Work required: Pictures do not belong in the copy, so please give every entry below again exactly.

Recorded data:
[start]
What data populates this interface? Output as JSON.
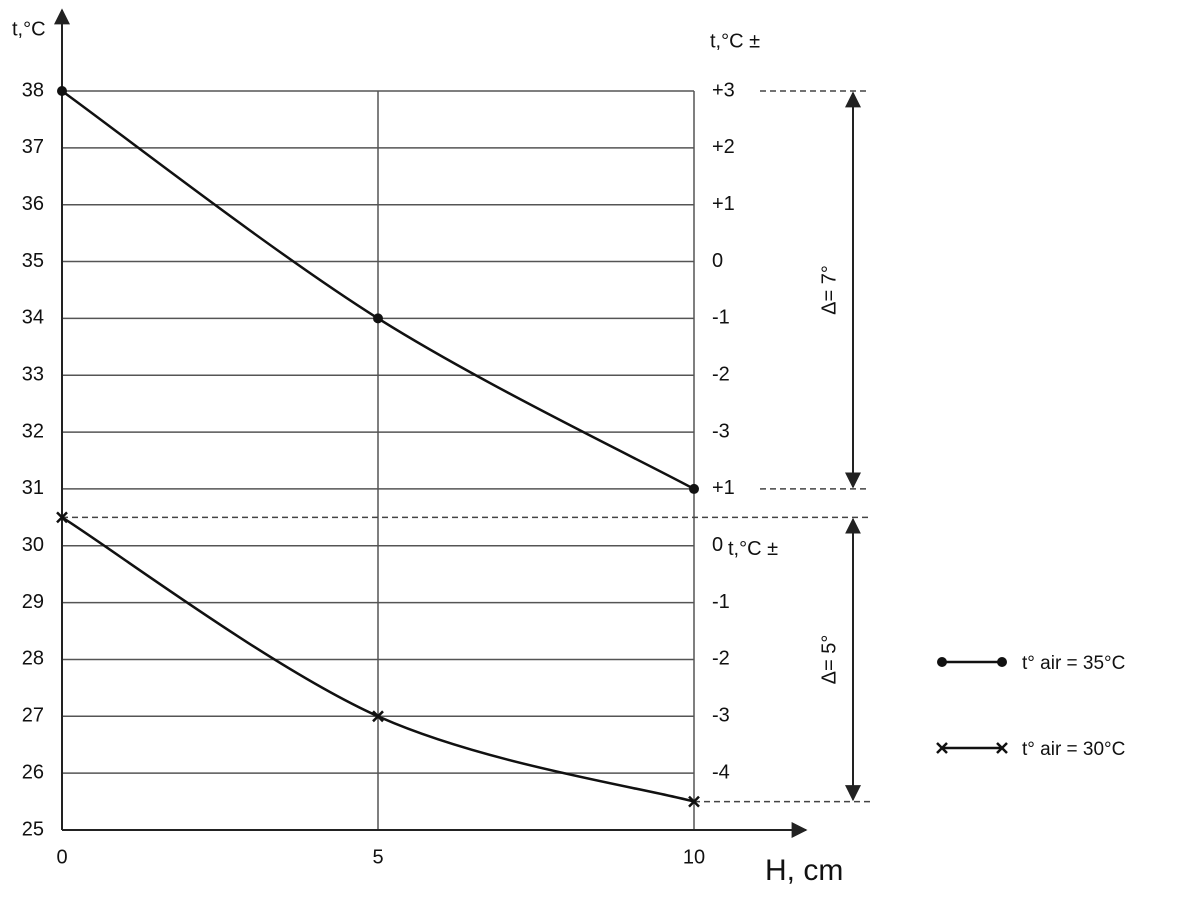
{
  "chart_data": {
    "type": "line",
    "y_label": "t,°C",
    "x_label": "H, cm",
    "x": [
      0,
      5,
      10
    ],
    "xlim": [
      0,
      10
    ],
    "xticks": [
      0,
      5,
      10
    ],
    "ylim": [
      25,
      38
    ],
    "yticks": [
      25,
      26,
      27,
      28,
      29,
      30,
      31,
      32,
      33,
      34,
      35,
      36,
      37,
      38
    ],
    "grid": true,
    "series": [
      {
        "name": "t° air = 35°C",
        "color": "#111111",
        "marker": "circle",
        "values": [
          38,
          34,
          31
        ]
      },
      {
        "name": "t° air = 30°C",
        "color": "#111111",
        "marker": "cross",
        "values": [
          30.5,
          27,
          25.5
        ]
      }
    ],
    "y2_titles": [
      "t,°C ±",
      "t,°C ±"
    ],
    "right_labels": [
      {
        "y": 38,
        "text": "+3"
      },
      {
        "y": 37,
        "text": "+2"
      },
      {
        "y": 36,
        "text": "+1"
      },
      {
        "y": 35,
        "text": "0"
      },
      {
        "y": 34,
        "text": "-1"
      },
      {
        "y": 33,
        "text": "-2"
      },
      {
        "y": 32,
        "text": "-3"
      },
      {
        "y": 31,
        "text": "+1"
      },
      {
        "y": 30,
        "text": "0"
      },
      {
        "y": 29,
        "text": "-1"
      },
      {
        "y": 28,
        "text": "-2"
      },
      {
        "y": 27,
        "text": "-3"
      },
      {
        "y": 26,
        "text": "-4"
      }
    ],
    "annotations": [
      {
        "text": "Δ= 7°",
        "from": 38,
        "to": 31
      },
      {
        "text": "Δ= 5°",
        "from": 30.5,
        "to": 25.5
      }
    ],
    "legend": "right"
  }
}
[end]
Result for this exercise:
What data populates this interface? Output as JSON.
{
  "chart_data": {
    "type": "line",
    "y_label": "t,°C",
    "x_label": "H, cm",
    "x": [
      0,
      5,
      10
    ],
    "xlim": [
      0,
      10
    ],
    "xticks": [
      0,
      5,
      10
    ],
    "ylim": [
      25,
      38
    ],
    "yticks": [
      25,
      26,
      27,
      28,
      29,
      30,
      31,
      32,
      33,
      34,
      35,
      36,
      37,
      38
    ],
    "grid": true,
    "series": [
      {
        "name": "t° air = 35°C",
        "color": "#111111",
        "marker": "circle",
        "values": [
          38,
          34,
          31
        ]
      },
      {
        "name": "t° air = 30°C",
        "color": "#111111",
        "marker": "cross",
        "values": [
          30.5,
          27,
          25.5
        ]
      }
    ],
    "y2_titles": [
      "t,°C ±",
      "t,°C ±"
    ],
    "right_labels": [
      {
        "y": 38,
        "text": "+3"
      },
      {
        "y": 37,
        "text": "+2"
      },
      {
        "y": 36,
        "text": "+1"
      },
      {
        "y": 35,
        "text": "0"
      },
      {
        "y": 34,
        "text": "-1"
      },
      {
        "y": 33,
        "text": "-2"
      },
      {
        "y": 32,
        "text": "-3"
      },
      {
        "y": 31,
        "text": "+1"
      },
      {
        "y": 30,
        "text": "0"
      },
      {
        "y": 29,
        "text": "-1"
      },
      {
        "y": 28,
        "text": "-2"
      },
      {
        "y": 27,
        "text": "-3"
      },
      {
        "y": 26,
        "text": "-4"
      }
    ],
    "annotations": [
      {
        "text": "Δ= 7°",
        "from": 38,
        "to": 31
      },
      {
        "text": "Δ= 5°",
        "from": 30.5,
        "to": 25.5
      }
    ],
    "legend": "right"
  }
}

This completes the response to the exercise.